How many of the lines below include "стороны"? Give the number and no other words.

[SUPPLIED DATA]:
# # # #
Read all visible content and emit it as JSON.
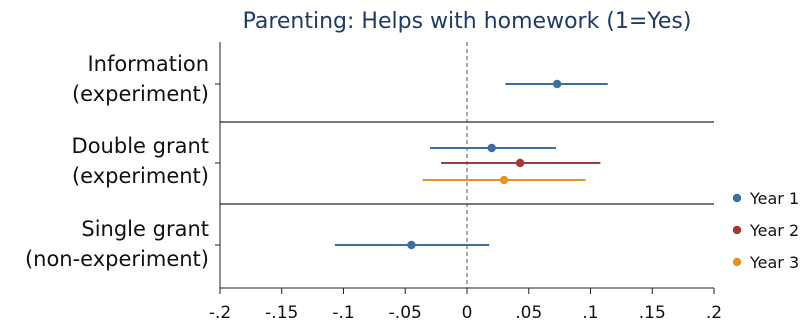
{
  "chart_data": {
    "type": "scatter",
    "title": "Parenting: Helps with homework (1=Yes)",
    "xlim": [
      -0.2,
      0.2
    ],
    "x_ticks": [
      -0.2,
      -0.15,
      -0.1,
      -0.05,
      0,
      0.05,
      0.1,
      0.15,
      0.2
    ],
    "x_tick_labels": [
      "-.2",
      "-.15",
      "-.1",
      "-.05",
      "0",
      ".05",
      ".1",
      ".15",
      ".2"
    ],
    "reference_line": 0,
    "groups": [
      {
        "key": "information",
        "label_lines": [
          "Information",
          "(experiment)"
        ]
      },
      {
        "key": "double",
        "label_lines": [
          "Double grant",
          "(experiment)"
        ]
      },
      {
        "key": "single",
        "label_lines": [
          "Single grant",
          "(non-experiment)"
        ]
      }
    ],
    "legend_position": "right",
    "series": [
      {
        "name": "Year 1",
        "color": "#3a6ea5",
        "points": [
          {
            "group": "information",
            "estimate": 0.073,
            "ci": [
              0.031,
              0.114
            ]
          },
          {
            "group": "double",
            "estimate": 0.02,
            "ci": [
              -0.03,
              0.072
            ]
          },
          {
            "group": "single",
            "estimate": -0.045,
            "ci": [
              -0.107,
              0.018
            ]
          }
        ]
      },
      {
        "name": "Year 2",
        "color": "#a33a3a",
        "points": [
          {
            "group": "double",
            "estimate": 0.043,
            "ci": [
              -0.021,
              0.108
            ]
          }
        ]
      },
      {
        "name": "Year 3",
        "color": "#e8921f",
        "points": [
          {
            "group": "double",
            "estimate": 0.03,
            "ci": [
              -0.036,
              0.096
            ]
          }
        ]
      }
    ]
  }
}
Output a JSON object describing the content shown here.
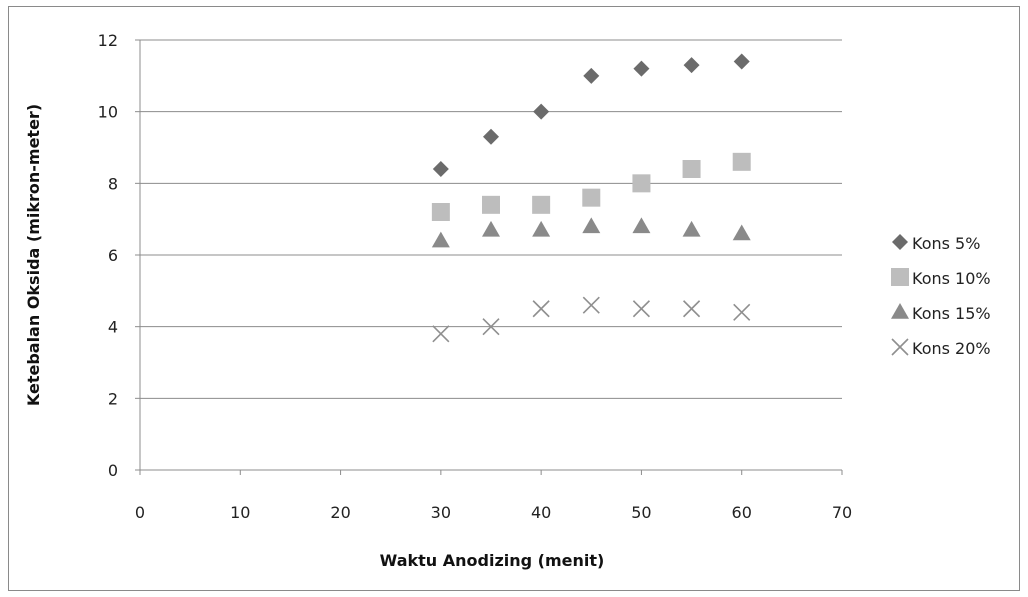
{
  "chart_data": {
    "type": "scatter",
    "title": "",
    "xlabel": "Waktu Anodizing (menit)",
    "ylabel": "Ketebalan Oksida (mikron-meter)",
    "xlim": [
      0,
      70
    ],
    "ylim": [
      0,
      12
    ],
    "x_ticks": [
      "0",
      "10",
      "20",
      "30",
      "40",
      "50",
      "60",
      "70"
    ],
    "y_ticks": [
      "0",
      "2",
      "4",
      "6",
      "8",
      "10",
      "12"
    ],
    "grid": "horizontal",
    "legend_position": "right",
    "x": [
      30,
      35,
      40,
      45,
      50,
      55,
      60
    ],
    "series": [
      {
        "name": "Kons 5%",
        "marker": "diamond",
        "color": "#6b6b6b",
        "values": [
          8.4,
          9.3,
          10.0,
          11.0,
          11.2,
          11.3,
          11.4
        ]
      },
      {
        "name": "Kons 10%",
        "marker": "square",
        "color": "#bdbdbd",
        "values": [
          7.2,
          7.4,
          7.4,
          7.6,
          8.0,
          8.4,
          8.6
        ]
      },
      {
        "name": "Kons 15%",
        "marker": "triangle",
        "color": "#8a8a8a",
        "values": [
          6.4,
          6.7,
          6.7,
          6.8,
          6.8,
          6.7,
          6.6
        ]
      },
      {
        "name": "Kons 20%",
        "marker": "x",
        "color": "#8f8f8f",
        "values": [
          3.8,
          4.0,
          4.5,
          4.6,
          4.5,
          4.5,
          4.4
        ]
      }
    ]
  }
}
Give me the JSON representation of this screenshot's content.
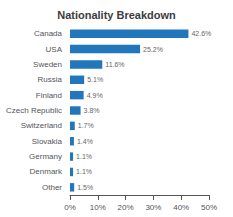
{
  "chart_data": {
    "type": "bar",
    "orientation": "horizontal",
    "title": "Nationality Breakdown",
    "categories": [
      "Canada",
      "USA",
      "Sweden",
      "Russia",
      "Finland",
      "Czech Republic",
      "Switzerland",
      "Slovakia",
      "Germany",
      "Denmark",
      "Other"
    ],
    "values": [
      42.6,
      25.2,
      11.6,
      5.1,
      4.9,
      3.8,
      1.7,
      1.4,
      1.1,
      1.1,
      1.5
    ],
    "value_labels": [
      "42.6%",
      "25.2%",
      "11.6%",
      "5.1%",
      "4.9%",
      "3.8%",
      "1.7%",
      "1.4%",
      "1.1%",
      "1.1%",
      "1.5%"
    ],
    "data_labels": true,
    "color": "#2176bc",
    "xlim": [
      0,
      50
    ],
    "xticks": [
      {
        "value": 0,
        "label": "0%"
      },
      {
        "value": 10,
        "label": "10%"
      },
      {
        "value": 20,
        "label": "20%"
      },
      {
        "value": 30,
        "label": "30%"
      },
      {
        "value": 40,
        "label": "40%"
      },
      {
        "value": 50,
        "label": "50%"
      }
    ],
    "grid": false
  }
}
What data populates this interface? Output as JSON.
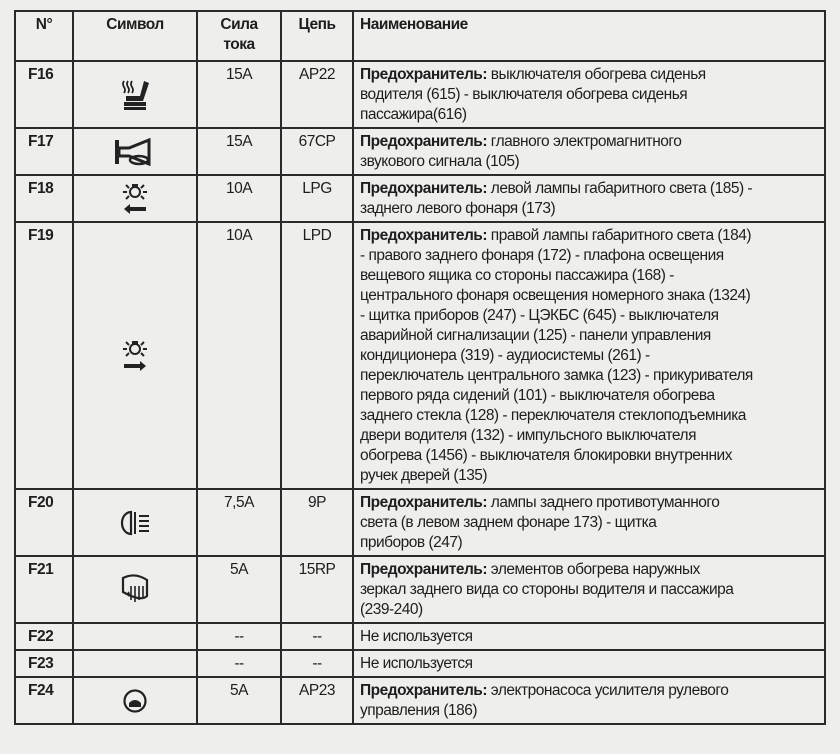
{
  "headers": {
    "num": "N°",
    "symbol": "Символ",
    "current": "Сила тока",
    "circuit": "Цепь",
    "name": "Наименование"
  },
  "rows": [
    {
      "num": "F16",
      "icon": "heated-seat-icon",
      "current": "15A",
      "circuit": "AP22",
      "bold": "Предохранитель:",
      "lines": [
        " выключателя обогрева сиденья",
        "водителя (615) - выключателя обогрева сиденья",
        "пассажира(616)"
      ]
    },
    {
      "num": "F17",
      "icon": "horn-icon",
      "current": "15A",
      "circuit": "67CP",
      "bold": "Предохранитель:",
      "lines": [
        " главного электромагнитного",
        "звукового сигнала (105)"
      ]
    },
    {
      "num": "F18",
      "icon": "left-side-light-icon",
      "current": "10A",
      "circuit": "LPG",
      "bold": "Предохранитель:",
      "lines": [
        " левой лампы габаритного света (185) -",
        "заднего левого фонаря (173)"
      ]
    },
    {
      "num": "F19",
      "icon": "right-side-light-icon",
      "current": "10A",
      "circuit": "LPD",
      "bold": "Предохранитель:",
      "lines": [
        " правой лампы габаритного света (184)",
        "- правого заднего фонаря (172) - плафона освещения",
        "вещевого ящика со стороны пассажира (168) -",
        "центрального фонаря освещения номерного знака (1324)",
        "- щитка приборов (247) - ЦЭКБС (645) - выключателя",
        "аварийной сигнализации (125) - панели управления",
        "кондиционера (319) - аудиосистемы (261) -",
        "переключатель центрального замка (123) - прикуривателя",
        "первого ряда сидений (101) - выключателя обогрева",
        "заднего стекла (128) - переключателя стеклоподъемника",
        "двери водителя (132) - импульсного выключателя",
        "обогрева (1456) - выключателя блокировки внутренних",
        "ручек дверей (135)"
      ]
    },
    {
      "num": "F20",
      "icon": "rear-fog-light-icon",
      "current": "7,5A",
      "circuit": "9P",
      "bold": "Предохранитель:",
      "lines": [
        " лампы заднего противотуманного",
        "света (в левом заднем фонаре 173) - щитка",
        "приборов (247)"
      ]
    },
    {
      "num": "F21",
      "icon": "heated-mirror-icon",
      "current": "5A",
      "circuit": "15RP",
      "bold": "Предохранитель:",
      "lines": [
        " элементов обогрева наружных",
        "зеркал заднего вида со стороны водителя и пассажира",
        "(239-240)"
      ]
    },
    {
      "num": "F22",
      "icon": "",
      "current": "--",
      "circuit": "--",
      "bold": "",
      "lines": [
        "Не используется"
      ]
    },
    {
      "num": "F23",
      "icon": "",
      "current": "--",
      "circuit": "--",
      "bold": "",
      "lines": [
        "Не используется"
      ]
    },
    {
      "num": "F24",
      "icon": "steering-wheel-icon",
      "current": "5A",
      "circuit": "AP23",
      "bold": "Предохранитель:",
      "lines": [
        " электронасоса усилителя рулевого",
        "управления (186)"
      ]
    }
  ]
}
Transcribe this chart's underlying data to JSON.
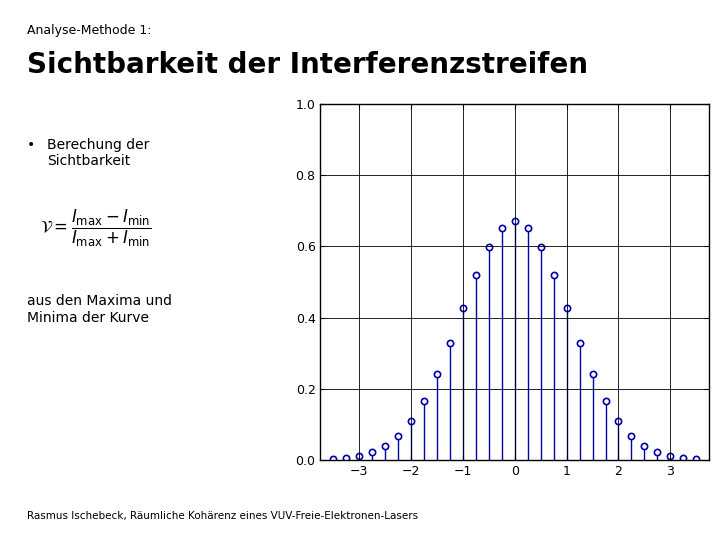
{
  "title_small": "Analyse-Methode 1:",
  "title_large": "Sichtbarkeit der Interferenzstreifen",
  "bullet_text": "Berechung der\nSichtbarkeit",
  "formula_text": "aus den Maxima und\nMinima der Kurve",
  "footnote": "Rasmus Ischebeck, Räumliche Kohärenz eines VUV-Freie-Elektronen-Lasers",
  "stem_color": "#0000AA",
  "background": "#ffffff",
  "xlim": [
    -3.75,
    3.75
  ],
  "ylim": [
    0,
    1.0
  ],
  "yticks": [
    0,
    0.2,
    0.4,
    0.6,
    0.8,
    1.0
  ],
  "xticks": [
    -3,
    -2,
    -1,
    0,
    1,
    2,
    3
  ],
  "x_step": 0.25,
  "sigma": 1.05,
  "peak": 0.67
}
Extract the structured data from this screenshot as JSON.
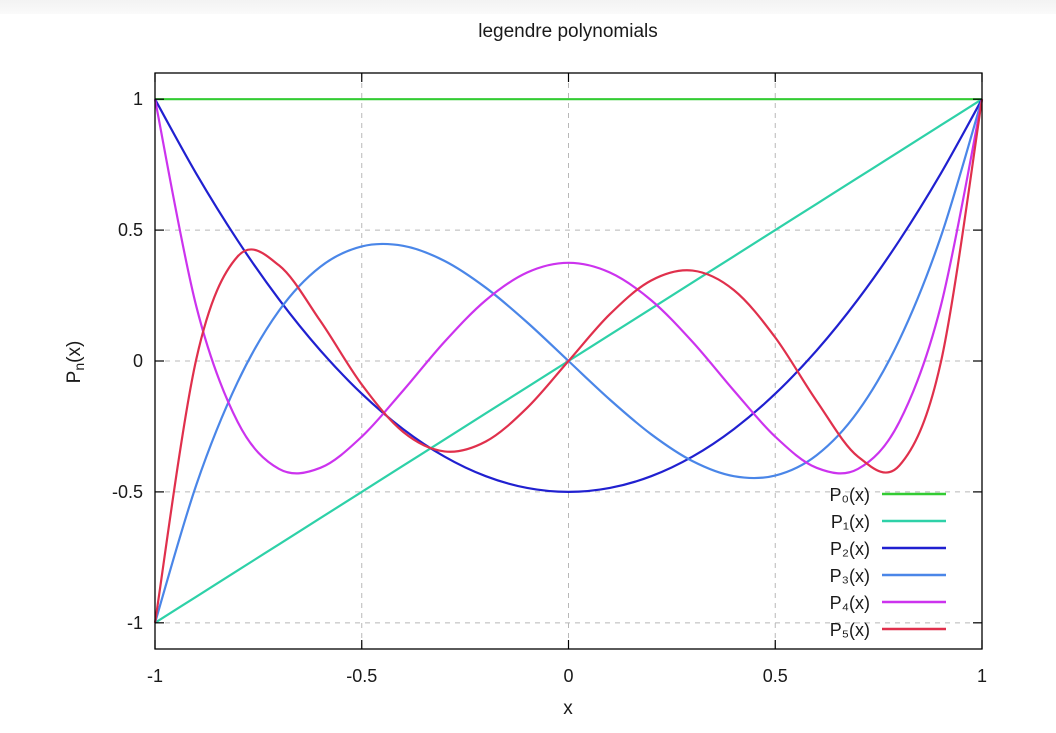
{
  "chart_data": {
    "type": "line",
    "title": "legendre polynomials",
    "xlabel": "x",
    "ylabel": "Pn(x)",
    "xlim": [
      -1,
      1
    ],
    "ylim": [
      -1.1,
      1.1
    ],
    "xticks": [
      -1,
      -0.5,
      0,
      0.5,
      1
    ],
    "xtick_labels": [
      "-1",
      "-0.5",
      "0",
      "0.5",
      "1"
    ],
    "yticks": [
      1,
      0.5,
      0,
      -0.5,
      -1
    ],
    "ytick_labels": [
      "1",
      "0.5",
      "0",
      "-0.5",
      "-1"
    ],
    "grid": true,
    "legend_position": "bottom-right",
    "x": [
      -1,
      -0.9,
      -0.8,
      -0.7,
      -0.6,
      -0.5,
      -0.4,
      -0.3,
      -0.2,
      -0.1,
      0,
      0.1,
      0.2,
      0.3,
      0.4,
      0.5,
      0.6,
      0.7,
      0.8,
      0.9,
      1
    ],
    "series": [
      {
        "name": "P0(x)",
        "label": "P₀(x)",
        "color": "#33cc33",
        "values": [
          1,
          1,
          1,
          1,
          1,
          1,
          1,
          1,
          1,
          1,
          1,
          1,
          1,
          1,
          1,
          1,
          1,
          1,
          1,
          1,
          1
        ]
      },
      {
        "name": "P1(x)",
        "label": "P₁(x)",
        "color": "#2ed1a8",
        "values": [
          -1,
          -0.9,
          -0.8,
          -0.7,
          -0.6,
          -0.5,
          -0.4,
          -0.3,
          -0.2,
          -0.1,
          0,
          0.1,
          0.2,
          0.3,
          0.4,
          0.5,
          0.6,
          0.7,
          0.8,
          0.9,
          1
        ]
      },
      {
        "name": "P2(x)",
        "label": "P₂(x)",
        "color": "#2020d0",
        "values": [
          1,
          0.715,
          0.46,
          0.235,
          0.04,
          -0.125,
          -0.26,
          -0.365,
          -0.44,
          -0.485,
          -0.5,
          -0.485,
          -0.44,
          -0.365,
          -0.26,
          -0.125,
          0.04,
          0.235,
          0.46,
          0.715,
          1
        ]
      },
      {
        "name": "P3(x)",
        "label": "P₃(x)",
        "color": "#4a86e8",
        "values": [
          -1,
          -0.4725,
          -0.08,
          0.1925,
          0.36,
          0.4375,
          0.44,
          0.3825,
          0.28,
          0.1475,
          0,
          -0.1475,
          -0.28,
          -0.3825,
          -0.44,
          -0.4375,
          -0.36,
          -0.1925,
          0.08,
          0.4725,
          1
        ]
      },
      {
        "name": "P4(x)",
        "label": "P₄(x)",
        "color": "#cc33ee",
        "values": [
          1,
          0.2079,
          -0.233,
          -0.4121,
          -0.408,
          -0.2891,
          -0.113,
          0.0729,
          0.232,
          0.3379,
          0.375,
          0.3379,
          0.232,
          0.0729,
          -0.113,
          -0.2891,
          -0.408,
          -0.4121,
          -0.233,
          0.2079,
          1
        ]
      },
      {
        "name": "P5(x)",
        "label": "P₅(x)",
        "color": "#e0304c",
        "values": [
          -1,
          0.0083,
          0.3995,
          0.3651,
          0.1526,
          -0.0898,
          -0.2706,
          -0.3453,
          -0.3075,
          -0.1788,
          0,
          0.1788,
          0.3075,
          0.3453,
          0.2706,
          0.0898,
          -0.1526,
          -0.3651,
          -0.3995,
          -0.0083,
          1
        ]
      }
    ]
  }
}
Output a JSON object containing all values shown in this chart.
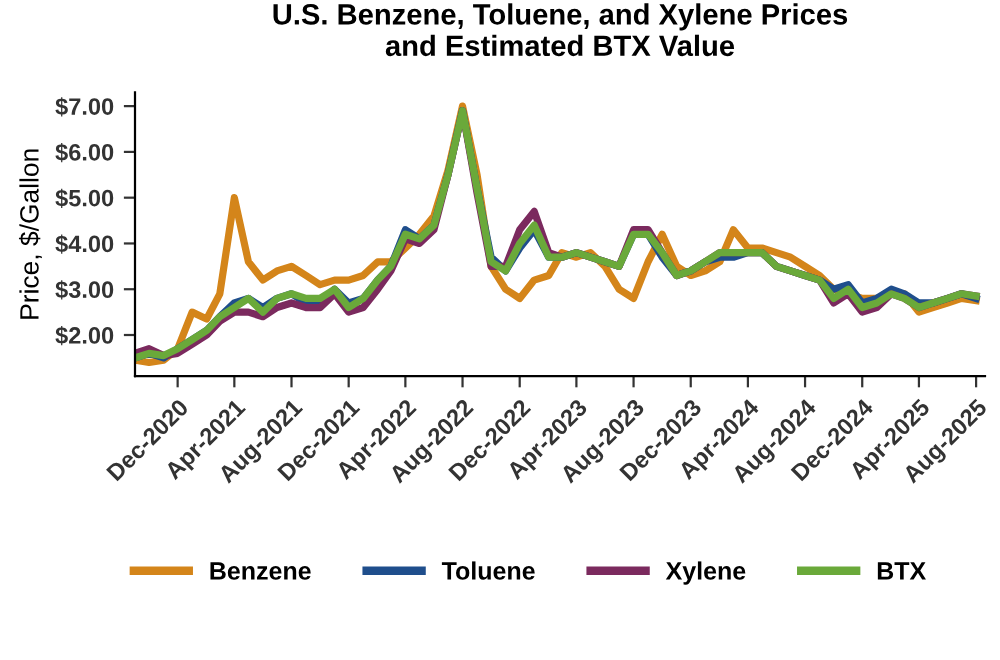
# # # #
[TASK SOLUTION]: 2